**Set problem:** Across all the lines below, how many contain the string "JSON"? Please reply with the number only.

--- Information provided ---

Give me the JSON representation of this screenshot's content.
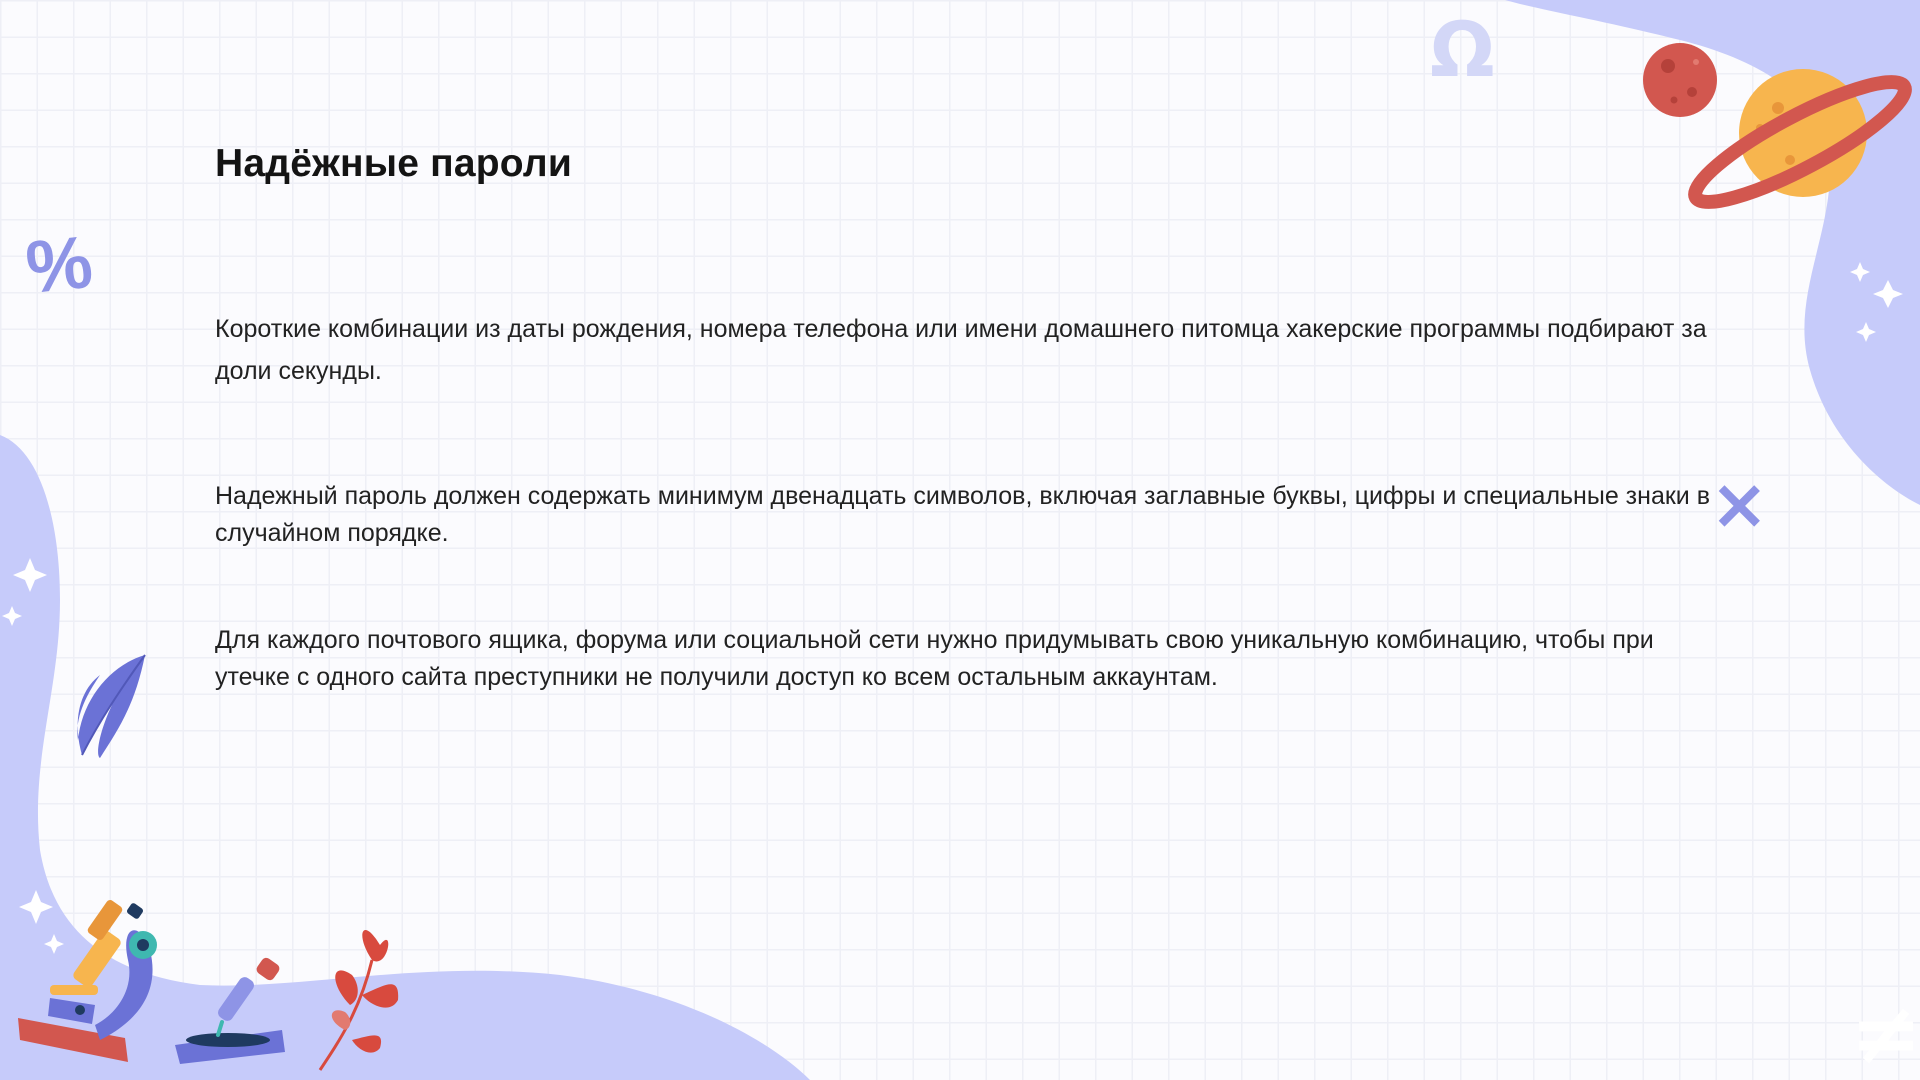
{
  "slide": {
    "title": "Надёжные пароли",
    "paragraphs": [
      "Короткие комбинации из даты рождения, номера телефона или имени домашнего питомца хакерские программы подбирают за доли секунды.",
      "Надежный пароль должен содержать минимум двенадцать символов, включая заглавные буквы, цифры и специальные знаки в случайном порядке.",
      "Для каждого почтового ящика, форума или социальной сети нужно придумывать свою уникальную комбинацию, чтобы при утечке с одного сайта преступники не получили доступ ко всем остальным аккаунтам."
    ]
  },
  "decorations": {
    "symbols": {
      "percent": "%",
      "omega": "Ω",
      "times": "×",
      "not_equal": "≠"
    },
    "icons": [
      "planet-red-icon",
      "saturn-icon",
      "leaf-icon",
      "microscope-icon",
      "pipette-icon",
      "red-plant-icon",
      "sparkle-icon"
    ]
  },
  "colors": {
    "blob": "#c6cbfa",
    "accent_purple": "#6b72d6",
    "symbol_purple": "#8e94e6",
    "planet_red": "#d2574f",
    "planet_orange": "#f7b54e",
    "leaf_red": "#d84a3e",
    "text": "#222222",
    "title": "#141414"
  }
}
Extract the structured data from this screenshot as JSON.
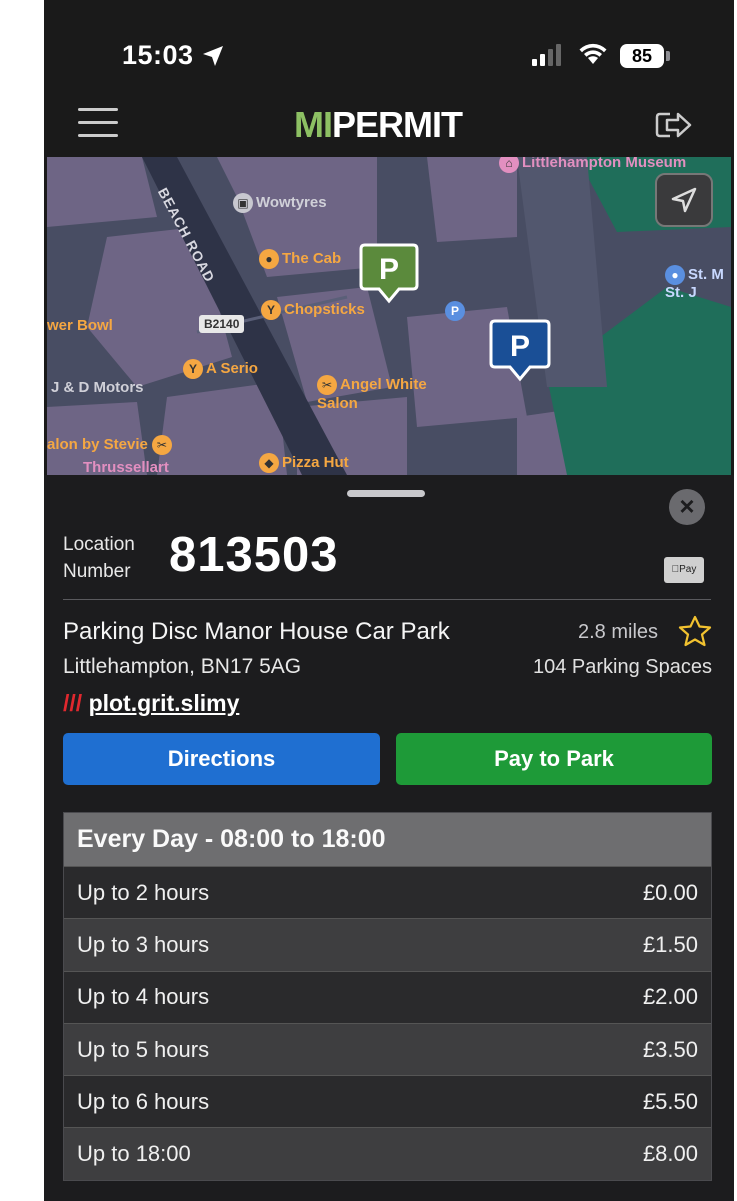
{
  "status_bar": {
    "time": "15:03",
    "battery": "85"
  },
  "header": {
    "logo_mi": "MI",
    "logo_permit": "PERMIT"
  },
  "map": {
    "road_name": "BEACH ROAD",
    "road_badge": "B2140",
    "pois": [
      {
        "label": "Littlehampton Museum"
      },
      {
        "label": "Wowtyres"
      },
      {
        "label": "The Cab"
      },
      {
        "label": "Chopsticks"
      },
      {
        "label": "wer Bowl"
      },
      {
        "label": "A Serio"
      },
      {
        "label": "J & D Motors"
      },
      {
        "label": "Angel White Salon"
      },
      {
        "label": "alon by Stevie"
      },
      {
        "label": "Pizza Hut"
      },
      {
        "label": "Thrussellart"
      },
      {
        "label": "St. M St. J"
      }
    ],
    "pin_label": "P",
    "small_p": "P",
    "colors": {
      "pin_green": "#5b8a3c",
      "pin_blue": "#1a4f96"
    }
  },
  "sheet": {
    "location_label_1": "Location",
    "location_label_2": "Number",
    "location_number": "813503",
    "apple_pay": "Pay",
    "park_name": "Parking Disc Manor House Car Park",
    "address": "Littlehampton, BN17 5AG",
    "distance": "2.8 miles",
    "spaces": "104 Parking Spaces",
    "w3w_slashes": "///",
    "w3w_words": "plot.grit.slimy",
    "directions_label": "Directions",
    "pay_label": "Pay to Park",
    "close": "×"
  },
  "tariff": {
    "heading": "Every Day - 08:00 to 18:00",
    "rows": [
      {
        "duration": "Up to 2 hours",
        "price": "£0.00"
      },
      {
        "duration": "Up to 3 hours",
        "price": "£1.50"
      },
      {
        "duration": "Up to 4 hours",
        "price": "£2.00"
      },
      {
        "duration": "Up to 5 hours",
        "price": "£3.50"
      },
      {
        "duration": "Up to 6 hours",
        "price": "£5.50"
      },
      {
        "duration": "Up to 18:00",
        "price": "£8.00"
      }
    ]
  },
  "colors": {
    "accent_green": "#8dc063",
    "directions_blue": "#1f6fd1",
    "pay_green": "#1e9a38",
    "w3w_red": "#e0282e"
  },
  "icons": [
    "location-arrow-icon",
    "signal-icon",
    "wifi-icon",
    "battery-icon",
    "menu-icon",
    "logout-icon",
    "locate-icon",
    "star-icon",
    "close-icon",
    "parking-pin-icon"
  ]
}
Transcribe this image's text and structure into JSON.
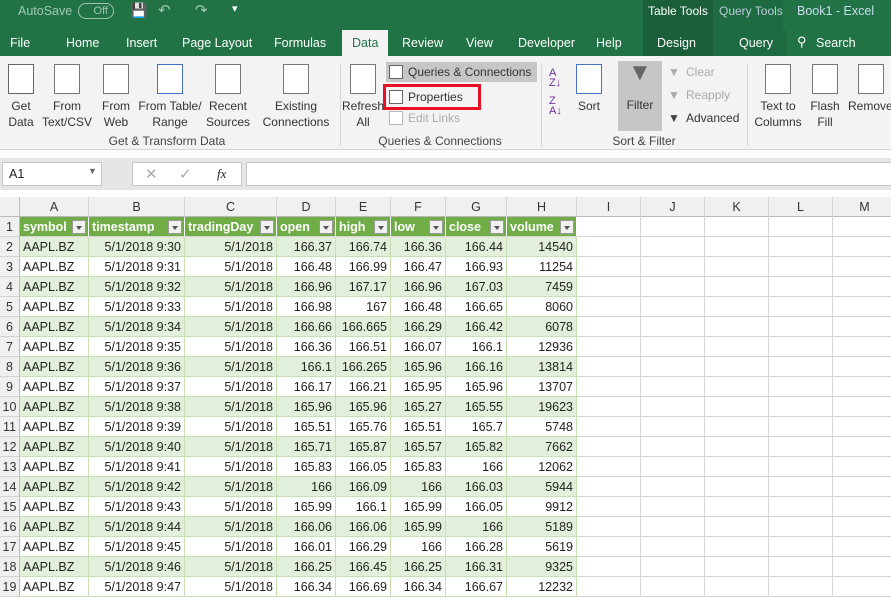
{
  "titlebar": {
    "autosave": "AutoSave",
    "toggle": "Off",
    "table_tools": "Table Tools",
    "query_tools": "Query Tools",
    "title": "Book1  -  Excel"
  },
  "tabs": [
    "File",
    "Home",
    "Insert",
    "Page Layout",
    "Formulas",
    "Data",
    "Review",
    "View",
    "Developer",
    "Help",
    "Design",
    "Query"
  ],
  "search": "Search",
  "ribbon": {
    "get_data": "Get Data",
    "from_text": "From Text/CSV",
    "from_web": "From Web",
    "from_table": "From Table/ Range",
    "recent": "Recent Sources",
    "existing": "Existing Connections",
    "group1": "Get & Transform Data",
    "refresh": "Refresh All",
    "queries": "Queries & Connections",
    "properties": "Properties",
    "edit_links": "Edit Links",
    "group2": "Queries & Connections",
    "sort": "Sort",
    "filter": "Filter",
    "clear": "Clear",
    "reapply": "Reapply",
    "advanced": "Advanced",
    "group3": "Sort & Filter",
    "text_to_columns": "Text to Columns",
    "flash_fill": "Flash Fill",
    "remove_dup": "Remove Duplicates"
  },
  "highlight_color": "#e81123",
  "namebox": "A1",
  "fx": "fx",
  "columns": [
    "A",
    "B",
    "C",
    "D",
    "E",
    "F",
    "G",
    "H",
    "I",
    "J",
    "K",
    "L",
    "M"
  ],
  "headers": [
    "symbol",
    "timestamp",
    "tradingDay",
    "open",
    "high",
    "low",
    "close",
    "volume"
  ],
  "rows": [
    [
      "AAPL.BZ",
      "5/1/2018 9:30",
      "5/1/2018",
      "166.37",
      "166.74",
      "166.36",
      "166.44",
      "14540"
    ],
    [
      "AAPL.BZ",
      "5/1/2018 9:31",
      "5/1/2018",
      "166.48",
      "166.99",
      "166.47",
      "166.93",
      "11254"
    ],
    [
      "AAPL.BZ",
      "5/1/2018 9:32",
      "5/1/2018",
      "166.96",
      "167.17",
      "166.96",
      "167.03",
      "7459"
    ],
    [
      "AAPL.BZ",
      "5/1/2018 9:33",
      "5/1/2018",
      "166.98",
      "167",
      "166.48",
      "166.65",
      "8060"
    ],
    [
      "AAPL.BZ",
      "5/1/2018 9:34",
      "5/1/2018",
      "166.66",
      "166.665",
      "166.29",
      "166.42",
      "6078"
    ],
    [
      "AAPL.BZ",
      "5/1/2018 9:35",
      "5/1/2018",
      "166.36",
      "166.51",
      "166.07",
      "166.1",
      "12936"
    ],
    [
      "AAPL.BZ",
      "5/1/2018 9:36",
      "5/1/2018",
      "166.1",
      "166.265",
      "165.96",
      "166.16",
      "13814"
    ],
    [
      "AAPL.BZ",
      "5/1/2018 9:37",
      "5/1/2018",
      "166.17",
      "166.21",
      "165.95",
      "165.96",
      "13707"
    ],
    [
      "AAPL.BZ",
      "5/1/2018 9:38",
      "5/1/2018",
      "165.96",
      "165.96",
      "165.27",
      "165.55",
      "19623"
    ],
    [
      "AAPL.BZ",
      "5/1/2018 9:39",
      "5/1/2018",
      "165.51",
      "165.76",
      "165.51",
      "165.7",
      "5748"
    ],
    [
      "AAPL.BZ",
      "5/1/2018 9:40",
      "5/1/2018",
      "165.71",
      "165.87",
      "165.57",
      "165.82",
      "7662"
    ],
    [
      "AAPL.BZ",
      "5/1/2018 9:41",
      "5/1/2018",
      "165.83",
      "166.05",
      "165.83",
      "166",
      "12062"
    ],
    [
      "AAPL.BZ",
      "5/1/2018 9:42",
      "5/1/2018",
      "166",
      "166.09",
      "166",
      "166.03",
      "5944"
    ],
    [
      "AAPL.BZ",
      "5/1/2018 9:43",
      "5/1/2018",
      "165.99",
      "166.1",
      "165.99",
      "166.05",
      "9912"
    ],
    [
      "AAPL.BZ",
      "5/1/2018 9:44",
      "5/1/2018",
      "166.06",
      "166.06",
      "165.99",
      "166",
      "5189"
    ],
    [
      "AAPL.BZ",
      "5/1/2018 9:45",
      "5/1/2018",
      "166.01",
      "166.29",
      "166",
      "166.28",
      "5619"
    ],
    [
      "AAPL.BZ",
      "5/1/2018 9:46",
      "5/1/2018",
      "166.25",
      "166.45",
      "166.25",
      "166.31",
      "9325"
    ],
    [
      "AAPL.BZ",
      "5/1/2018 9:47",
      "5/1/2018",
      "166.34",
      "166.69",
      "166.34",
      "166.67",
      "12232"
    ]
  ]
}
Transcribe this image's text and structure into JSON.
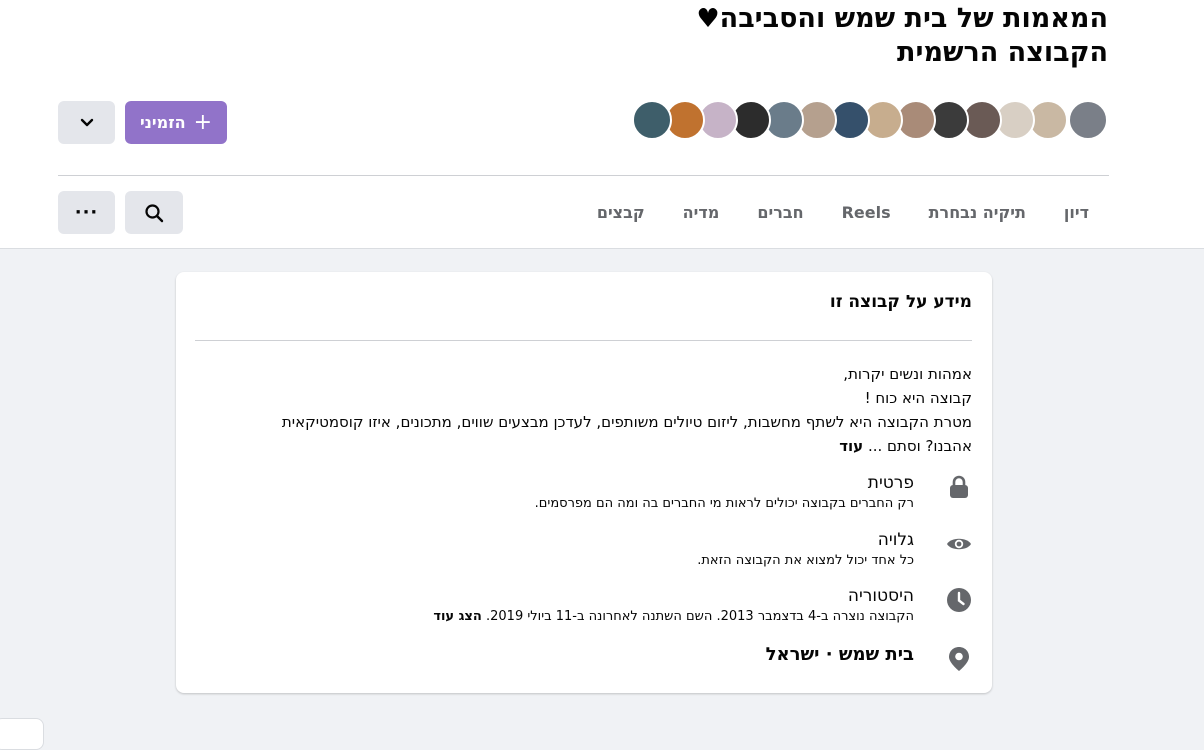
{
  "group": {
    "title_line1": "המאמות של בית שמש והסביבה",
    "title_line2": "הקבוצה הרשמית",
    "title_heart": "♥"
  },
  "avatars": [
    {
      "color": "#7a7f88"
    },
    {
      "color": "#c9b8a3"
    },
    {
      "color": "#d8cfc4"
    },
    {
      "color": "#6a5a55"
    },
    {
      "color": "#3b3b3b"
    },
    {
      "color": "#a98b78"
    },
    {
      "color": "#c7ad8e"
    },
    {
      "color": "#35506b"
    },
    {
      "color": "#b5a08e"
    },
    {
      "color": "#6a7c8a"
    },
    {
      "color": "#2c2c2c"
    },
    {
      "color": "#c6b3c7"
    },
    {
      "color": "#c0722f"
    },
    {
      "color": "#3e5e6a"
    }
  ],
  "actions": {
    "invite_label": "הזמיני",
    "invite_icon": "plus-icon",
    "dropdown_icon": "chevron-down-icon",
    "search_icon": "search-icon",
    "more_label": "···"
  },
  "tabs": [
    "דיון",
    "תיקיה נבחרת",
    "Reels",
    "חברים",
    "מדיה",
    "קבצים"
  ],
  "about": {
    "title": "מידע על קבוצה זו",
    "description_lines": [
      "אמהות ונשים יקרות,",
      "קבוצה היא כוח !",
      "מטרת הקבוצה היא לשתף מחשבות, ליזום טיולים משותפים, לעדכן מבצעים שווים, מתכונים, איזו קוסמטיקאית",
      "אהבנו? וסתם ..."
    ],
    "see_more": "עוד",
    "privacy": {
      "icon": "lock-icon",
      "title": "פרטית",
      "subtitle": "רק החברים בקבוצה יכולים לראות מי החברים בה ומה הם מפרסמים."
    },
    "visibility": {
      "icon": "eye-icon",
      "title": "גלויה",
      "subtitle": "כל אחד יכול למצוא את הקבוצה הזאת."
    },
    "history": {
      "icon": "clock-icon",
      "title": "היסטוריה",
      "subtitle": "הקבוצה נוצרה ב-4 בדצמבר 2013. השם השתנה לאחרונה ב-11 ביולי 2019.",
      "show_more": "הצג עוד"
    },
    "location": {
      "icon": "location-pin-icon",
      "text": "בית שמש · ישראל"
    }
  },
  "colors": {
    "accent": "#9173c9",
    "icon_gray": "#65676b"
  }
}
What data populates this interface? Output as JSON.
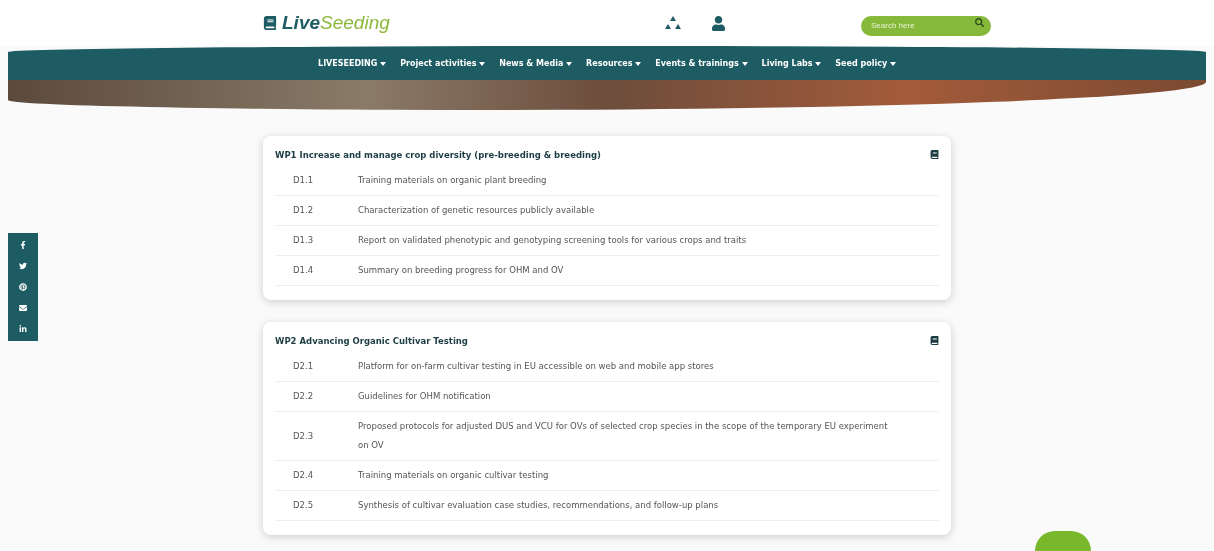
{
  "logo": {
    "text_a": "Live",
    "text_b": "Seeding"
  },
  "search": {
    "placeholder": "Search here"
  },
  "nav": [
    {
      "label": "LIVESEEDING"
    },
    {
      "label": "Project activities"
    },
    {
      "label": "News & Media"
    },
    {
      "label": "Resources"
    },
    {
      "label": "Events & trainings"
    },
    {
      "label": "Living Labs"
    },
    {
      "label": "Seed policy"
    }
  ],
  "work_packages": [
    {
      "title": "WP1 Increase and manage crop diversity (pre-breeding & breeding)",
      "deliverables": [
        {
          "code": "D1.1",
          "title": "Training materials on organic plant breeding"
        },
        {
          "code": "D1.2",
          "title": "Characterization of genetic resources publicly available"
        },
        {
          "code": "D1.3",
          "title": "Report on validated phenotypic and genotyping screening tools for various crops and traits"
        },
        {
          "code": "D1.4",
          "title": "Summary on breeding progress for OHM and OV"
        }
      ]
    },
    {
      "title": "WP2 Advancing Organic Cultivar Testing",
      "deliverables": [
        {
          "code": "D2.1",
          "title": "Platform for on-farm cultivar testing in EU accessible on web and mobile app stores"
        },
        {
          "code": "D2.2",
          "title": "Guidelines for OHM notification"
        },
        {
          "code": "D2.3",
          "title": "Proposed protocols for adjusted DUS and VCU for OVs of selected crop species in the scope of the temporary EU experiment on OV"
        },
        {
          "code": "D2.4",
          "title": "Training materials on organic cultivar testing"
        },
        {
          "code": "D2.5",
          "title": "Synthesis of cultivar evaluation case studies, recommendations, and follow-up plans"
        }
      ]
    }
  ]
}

---

**Written response:** 5